SHORT EXERCISE
Find the lines that hold "Read". Report only how many there are.

SUPPLIED ENTRIES
+++
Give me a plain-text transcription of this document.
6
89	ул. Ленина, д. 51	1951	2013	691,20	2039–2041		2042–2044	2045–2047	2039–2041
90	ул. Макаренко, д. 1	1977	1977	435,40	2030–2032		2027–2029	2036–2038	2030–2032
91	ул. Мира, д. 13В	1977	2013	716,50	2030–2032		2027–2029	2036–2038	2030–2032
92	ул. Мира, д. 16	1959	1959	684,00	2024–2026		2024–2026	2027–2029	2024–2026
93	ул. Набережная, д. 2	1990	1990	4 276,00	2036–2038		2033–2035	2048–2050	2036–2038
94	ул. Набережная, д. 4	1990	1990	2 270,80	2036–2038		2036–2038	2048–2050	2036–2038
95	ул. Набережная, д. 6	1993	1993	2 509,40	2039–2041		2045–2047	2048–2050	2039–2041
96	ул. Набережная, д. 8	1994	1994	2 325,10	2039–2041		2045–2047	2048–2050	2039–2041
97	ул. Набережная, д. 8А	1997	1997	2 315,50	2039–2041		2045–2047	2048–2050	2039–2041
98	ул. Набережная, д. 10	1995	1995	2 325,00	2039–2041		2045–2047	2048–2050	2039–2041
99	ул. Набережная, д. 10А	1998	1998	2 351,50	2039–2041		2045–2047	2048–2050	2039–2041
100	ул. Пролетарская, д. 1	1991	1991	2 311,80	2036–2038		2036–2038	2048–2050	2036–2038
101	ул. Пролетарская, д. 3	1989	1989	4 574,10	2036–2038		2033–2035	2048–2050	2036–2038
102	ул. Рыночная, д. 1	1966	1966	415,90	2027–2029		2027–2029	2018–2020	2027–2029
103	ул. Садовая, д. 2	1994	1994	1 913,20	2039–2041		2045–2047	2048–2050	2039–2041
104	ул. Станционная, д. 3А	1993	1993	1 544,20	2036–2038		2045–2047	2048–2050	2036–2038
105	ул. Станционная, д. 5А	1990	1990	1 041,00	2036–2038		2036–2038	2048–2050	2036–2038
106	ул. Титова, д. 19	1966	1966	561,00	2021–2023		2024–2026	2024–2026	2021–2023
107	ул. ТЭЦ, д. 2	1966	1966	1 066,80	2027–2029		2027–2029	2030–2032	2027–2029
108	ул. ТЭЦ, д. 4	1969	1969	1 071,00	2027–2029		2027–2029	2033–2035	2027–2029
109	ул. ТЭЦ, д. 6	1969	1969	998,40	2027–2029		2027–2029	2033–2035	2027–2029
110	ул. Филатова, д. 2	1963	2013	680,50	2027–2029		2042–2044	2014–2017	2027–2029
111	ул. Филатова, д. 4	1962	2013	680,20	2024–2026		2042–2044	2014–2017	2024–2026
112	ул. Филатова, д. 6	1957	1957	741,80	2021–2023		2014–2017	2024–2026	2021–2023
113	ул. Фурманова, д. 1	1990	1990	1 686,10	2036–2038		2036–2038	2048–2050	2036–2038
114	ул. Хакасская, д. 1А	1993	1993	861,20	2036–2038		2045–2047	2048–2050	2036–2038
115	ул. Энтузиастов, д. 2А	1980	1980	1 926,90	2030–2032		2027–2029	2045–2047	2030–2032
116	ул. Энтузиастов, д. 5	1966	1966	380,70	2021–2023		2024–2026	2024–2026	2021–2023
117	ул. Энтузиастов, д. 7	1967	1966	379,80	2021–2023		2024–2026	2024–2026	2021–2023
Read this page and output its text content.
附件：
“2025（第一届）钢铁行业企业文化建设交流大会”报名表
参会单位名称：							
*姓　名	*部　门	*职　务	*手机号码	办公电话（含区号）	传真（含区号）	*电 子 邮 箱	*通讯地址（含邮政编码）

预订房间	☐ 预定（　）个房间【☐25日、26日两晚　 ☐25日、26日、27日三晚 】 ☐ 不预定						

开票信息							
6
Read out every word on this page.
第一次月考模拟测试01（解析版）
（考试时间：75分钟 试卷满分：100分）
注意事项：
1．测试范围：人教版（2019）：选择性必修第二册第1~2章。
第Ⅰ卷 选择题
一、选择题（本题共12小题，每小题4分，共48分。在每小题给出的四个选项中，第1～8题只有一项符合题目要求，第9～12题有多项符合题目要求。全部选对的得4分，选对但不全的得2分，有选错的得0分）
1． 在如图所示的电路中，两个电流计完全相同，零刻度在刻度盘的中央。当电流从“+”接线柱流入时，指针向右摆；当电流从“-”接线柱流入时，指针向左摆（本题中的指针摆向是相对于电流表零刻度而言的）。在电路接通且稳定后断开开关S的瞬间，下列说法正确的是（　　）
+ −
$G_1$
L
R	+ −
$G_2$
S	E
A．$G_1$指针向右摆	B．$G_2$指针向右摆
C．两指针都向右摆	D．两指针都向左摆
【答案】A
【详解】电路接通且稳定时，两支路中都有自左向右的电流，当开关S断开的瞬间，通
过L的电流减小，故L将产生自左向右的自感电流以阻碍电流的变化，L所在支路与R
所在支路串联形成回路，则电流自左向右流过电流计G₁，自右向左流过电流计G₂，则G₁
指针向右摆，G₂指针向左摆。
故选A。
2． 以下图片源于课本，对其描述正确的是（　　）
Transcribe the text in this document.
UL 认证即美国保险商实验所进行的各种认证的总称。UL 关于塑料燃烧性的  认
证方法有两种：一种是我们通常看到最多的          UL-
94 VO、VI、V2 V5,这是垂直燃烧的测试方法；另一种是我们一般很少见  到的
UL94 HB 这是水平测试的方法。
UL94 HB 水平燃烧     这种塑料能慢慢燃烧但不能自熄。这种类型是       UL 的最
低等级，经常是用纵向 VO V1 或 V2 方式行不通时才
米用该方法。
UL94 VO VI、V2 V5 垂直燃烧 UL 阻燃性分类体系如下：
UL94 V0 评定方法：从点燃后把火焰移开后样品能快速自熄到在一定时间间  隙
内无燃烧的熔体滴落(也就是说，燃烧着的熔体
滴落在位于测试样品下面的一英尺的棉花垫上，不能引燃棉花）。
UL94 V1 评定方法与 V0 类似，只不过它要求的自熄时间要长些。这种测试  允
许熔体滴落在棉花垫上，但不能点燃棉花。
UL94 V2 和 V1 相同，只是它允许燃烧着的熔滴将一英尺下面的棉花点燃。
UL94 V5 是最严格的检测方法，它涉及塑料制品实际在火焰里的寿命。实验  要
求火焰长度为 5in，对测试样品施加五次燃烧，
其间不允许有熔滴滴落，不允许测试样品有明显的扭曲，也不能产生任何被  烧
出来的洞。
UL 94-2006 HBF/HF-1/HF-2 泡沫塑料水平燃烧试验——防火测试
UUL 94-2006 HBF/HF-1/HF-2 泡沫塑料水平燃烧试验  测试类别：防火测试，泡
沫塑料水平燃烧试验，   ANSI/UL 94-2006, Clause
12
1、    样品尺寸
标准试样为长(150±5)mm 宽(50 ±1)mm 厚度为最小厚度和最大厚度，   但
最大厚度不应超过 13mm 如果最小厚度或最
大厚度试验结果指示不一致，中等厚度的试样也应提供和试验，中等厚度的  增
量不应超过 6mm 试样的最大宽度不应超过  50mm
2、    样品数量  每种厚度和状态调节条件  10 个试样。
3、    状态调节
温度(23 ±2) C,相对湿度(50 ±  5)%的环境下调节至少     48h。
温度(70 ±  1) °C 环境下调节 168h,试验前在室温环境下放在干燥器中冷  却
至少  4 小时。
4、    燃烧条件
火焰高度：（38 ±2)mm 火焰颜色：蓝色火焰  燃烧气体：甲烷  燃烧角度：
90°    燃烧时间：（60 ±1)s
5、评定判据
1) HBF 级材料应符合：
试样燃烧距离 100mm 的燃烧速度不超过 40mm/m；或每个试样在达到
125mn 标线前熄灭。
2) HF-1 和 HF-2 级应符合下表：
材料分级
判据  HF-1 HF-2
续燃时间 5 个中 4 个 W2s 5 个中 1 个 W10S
+++
EXERCISE RESULT
2